Scan the data below for the string "damaged". Copy every line where it appears.

— BEGIN TASK INPUT —

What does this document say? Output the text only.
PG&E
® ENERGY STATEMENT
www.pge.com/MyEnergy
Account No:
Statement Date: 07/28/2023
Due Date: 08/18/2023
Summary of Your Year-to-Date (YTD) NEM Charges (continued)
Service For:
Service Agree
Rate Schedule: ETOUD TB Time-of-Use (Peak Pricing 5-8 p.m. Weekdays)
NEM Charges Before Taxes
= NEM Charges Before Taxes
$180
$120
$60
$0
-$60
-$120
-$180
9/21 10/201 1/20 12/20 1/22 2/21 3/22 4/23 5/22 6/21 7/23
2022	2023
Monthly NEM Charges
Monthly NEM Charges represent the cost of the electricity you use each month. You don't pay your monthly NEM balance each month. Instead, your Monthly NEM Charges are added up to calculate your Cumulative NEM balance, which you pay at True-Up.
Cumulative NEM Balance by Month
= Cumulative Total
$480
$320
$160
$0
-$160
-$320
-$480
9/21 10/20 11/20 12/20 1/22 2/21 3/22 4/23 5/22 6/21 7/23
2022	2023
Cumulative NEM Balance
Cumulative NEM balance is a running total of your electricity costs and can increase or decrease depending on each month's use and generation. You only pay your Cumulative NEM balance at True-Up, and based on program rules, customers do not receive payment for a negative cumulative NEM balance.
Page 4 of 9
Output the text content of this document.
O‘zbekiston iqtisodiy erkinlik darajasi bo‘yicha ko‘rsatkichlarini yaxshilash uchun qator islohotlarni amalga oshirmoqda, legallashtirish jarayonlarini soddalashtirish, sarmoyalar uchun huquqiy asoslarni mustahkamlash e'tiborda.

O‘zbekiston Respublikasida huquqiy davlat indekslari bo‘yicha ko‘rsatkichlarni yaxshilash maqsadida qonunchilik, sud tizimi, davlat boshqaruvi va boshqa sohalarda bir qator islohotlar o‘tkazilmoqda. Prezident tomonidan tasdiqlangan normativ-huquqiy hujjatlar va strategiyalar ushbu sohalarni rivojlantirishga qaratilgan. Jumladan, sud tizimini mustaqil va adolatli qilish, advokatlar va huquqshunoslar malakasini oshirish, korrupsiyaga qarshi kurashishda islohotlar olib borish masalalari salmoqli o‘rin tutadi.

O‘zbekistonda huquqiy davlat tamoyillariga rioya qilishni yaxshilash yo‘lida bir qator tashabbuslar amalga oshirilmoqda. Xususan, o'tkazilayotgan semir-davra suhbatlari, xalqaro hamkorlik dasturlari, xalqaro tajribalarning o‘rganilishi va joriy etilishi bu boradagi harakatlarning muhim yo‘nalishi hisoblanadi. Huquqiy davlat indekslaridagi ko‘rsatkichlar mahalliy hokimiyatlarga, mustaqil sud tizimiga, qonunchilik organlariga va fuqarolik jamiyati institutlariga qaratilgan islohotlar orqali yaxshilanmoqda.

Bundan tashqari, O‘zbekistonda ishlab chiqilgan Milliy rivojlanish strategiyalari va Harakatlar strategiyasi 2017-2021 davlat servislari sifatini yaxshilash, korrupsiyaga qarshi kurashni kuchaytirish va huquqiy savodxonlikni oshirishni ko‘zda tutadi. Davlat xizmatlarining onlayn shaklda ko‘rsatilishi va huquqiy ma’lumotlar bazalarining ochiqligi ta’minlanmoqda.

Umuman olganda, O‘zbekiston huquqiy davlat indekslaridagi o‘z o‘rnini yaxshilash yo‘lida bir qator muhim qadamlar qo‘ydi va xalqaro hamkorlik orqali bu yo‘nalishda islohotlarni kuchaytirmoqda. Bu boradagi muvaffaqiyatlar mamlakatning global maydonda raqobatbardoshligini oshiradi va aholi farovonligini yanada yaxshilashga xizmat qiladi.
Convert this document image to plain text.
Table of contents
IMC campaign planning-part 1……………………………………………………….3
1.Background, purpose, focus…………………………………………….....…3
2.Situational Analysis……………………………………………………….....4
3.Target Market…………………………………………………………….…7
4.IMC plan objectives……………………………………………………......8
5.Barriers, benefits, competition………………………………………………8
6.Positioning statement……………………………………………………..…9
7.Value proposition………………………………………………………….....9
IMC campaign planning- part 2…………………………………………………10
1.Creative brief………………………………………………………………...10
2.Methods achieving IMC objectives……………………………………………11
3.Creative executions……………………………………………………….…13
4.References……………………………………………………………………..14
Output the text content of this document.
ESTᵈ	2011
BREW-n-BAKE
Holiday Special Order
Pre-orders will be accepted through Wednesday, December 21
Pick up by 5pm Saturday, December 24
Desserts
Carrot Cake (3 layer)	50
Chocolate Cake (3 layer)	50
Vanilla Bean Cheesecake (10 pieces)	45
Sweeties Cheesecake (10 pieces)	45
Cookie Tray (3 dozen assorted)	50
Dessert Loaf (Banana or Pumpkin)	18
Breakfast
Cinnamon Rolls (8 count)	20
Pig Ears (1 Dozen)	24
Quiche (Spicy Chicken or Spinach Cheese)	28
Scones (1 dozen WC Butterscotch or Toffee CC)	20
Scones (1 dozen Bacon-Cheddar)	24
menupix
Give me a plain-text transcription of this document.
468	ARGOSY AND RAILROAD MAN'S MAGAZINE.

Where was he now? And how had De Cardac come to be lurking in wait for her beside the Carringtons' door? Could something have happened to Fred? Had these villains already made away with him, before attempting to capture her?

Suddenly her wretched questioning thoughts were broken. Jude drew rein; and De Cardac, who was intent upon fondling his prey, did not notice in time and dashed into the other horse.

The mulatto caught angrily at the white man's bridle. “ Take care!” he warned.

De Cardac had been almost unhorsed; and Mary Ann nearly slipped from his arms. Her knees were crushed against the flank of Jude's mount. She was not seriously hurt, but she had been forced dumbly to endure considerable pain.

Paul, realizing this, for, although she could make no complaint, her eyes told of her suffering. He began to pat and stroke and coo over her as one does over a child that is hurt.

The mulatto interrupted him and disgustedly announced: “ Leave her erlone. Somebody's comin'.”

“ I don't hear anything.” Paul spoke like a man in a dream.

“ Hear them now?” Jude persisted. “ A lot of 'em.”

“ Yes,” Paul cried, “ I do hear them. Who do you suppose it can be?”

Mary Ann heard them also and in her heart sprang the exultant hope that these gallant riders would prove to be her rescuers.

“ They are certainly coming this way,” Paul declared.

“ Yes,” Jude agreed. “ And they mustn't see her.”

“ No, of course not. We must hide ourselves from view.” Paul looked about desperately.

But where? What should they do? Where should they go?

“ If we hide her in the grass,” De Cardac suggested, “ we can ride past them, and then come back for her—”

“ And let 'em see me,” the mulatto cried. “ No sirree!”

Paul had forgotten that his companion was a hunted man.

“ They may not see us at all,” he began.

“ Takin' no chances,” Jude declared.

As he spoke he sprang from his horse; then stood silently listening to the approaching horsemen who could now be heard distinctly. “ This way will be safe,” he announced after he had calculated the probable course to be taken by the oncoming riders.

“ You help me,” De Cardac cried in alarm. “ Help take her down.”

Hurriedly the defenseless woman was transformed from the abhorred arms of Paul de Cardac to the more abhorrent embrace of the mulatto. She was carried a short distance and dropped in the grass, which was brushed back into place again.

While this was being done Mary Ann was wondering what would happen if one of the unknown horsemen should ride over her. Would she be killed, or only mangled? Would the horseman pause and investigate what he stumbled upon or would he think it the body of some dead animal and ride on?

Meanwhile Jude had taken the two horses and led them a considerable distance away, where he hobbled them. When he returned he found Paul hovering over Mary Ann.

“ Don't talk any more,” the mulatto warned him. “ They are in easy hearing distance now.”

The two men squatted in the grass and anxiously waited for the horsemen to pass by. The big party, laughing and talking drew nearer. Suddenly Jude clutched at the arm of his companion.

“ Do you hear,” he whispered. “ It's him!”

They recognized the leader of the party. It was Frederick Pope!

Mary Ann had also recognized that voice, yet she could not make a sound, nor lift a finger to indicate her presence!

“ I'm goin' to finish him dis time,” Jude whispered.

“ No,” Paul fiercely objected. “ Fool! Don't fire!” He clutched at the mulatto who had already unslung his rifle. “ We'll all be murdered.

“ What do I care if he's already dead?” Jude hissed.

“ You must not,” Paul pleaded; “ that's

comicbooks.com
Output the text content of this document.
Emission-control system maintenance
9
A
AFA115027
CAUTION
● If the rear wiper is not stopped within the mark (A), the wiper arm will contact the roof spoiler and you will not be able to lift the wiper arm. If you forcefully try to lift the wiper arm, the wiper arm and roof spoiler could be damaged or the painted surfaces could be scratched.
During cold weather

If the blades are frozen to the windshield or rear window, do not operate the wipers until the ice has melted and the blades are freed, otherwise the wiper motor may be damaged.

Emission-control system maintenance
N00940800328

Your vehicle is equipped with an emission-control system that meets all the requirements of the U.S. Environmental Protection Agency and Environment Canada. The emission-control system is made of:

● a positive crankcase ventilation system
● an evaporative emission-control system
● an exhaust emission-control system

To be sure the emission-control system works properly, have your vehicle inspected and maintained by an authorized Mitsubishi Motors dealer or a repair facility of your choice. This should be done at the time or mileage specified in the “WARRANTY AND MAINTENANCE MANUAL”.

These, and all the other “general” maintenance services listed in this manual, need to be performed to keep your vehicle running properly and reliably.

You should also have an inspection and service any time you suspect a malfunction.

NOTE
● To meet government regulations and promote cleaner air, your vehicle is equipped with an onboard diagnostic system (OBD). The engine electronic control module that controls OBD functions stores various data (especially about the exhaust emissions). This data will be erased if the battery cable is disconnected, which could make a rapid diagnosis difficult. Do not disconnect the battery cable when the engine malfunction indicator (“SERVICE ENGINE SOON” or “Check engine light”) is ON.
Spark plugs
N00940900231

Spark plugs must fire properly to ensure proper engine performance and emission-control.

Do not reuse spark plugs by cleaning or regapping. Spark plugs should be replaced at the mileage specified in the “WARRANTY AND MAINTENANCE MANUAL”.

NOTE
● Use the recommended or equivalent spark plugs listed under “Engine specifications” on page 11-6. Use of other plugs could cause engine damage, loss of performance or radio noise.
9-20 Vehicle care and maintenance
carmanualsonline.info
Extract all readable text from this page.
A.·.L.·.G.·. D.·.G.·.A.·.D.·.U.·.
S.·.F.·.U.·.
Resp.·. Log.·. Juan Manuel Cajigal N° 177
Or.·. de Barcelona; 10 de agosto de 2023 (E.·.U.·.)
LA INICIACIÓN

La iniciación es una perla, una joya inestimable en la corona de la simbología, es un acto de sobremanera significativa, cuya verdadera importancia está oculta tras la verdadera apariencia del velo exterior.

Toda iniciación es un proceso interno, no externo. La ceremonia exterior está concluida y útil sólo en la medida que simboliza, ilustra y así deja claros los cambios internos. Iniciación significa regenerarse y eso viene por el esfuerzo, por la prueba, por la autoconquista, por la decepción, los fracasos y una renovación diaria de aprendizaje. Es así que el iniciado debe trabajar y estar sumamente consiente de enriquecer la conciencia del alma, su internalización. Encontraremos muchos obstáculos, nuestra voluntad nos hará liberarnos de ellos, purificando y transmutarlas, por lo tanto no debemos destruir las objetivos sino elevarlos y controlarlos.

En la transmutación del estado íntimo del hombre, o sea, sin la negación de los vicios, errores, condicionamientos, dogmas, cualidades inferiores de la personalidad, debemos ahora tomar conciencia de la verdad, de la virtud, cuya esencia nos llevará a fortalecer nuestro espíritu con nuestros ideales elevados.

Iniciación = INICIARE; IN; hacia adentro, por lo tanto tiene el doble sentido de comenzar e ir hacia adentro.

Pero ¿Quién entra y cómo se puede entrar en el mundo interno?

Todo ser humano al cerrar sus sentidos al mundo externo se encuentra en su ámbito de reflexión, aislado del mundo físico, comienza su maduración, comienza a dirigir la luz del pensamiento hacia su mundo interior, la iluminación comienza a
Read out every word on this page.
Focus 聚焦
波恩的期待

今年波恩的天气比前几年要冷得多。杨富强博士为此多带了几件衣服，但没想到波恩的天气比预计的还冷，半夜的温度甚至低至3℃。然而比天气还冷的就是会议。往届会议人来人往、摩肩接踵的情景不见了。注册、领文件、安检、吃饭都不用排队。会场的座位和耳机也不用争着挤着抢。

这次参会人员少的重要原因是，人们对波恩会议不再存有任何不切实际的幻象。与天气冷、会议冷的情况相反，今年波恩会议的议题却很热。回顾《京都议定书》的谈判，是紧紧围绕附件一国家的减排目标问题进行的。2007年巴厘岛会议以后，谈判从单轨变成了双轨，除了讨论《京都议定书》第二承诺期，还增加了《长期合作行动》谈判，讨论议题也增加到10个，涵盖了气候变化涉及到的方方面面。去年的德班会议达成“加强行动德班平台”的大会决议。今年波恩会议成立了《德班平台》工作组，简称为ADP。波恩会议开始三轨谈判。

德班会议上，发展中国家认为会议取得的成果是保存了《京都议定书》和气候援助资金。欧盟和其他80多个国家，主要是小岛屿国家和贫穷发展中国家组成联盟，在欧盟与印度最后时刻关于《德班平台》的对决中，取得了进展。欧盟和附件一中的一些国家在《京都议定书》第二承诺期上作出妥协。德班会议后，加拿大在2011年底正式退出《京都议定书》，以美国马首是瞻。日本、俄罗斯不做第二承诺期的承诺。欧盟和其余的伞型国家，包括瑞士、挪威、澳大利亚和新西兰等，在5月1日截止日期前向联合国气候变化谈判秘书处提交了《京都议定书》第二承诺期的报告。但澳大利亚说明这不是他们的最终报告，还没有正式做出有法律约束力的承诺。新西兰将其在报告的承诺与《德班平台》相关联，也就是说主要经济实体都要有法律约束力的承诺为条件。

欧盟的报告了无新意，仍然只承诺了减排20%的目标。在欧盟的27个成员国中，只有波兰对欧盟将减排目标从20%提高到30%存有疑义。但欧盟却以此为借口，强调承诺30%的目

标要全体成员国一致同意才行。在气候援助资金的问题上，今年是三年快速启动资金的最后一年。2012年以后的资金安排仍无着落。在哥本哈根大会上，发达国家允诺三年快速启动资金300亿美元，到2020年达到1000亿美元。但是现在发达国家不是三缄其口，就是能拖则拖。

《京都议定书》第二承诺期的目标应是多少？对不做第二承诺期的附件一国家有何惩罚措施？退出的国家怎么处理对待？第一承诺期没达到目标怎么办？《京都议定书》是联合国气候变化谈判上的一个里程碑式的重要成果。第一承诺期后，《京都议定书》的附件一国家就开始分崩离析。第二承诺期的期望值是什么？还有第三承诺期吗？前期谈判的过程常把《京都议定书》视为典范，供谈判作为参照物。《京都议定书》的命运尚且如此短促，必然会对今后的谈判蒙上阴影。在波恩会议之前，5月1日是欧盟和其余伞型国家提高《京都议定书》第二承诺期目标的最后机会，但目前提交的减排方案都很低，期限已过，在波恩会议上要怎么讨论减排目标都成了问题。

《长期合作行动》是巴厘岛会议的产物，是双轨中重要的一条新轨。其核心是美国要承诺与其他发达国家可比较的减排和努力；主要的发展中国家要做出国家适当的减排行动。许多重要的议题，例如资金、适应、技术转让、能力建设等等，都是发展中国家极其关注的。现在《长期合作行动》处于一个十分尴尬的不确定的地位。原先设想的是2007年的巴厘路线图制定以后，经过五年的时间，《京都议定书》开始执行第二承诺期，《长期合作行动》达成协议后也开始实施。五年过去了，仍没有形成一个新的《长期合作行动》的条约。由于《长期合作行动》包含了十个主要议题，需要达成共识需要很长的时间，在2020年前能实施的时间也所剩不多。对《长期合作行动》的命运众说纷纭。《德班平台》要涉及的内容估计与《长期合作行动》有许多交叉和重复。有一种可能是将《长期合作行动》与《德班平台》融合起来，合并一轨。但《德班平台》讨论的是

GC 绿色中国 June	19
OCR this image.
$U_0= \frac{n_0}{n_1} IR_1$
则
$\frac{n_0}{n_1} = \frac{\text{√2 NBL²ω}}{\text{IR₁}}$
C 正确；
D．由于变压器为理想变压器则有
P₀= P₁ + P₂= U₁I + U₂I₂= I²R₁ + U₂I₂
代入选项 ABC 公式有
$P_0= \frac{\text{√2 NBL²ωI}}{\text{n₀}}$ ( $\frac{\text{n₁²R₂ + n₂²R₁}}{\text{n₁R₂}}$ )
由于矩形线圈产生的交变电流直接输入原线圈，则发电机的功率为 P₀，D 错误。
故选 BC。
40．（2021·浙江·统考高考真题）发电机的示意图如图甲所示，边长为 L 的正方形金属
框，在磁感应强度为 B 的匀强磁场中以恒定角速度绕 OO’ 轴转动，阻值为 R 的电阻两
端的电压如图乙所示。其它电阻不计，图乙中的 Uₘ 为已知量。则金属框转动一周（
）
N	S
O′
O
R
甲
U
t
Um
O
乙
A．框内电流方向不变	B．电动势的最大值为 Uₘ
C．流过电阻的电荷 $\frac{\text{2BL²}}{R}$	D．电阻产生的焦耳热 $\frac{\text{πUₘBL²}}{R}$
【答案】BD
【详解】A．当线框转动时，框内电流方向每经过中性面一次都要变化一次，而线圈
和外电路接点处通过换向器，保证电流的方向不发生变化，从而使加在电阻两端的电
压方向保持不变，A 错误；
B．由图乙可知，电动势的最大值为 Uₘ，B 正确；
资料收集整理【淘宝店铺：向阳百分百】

— END TASK INPUT —

WRITTEN ANSWER -
● If the rear wiper is not stopped within the mark (A), the wiper arm will contact the roof spoiler and you will not be able to lift the wiper arm. If you forcefully try to lift the wiper arm, the wiper arm and roof spoiler could be damaged or the painted surfaces could be scratched.
If the blades are frozen to the windshield or rear window, do not operate the wipers until the ice has melted and the blades are freed, otherwise the wiper motor may be damaged.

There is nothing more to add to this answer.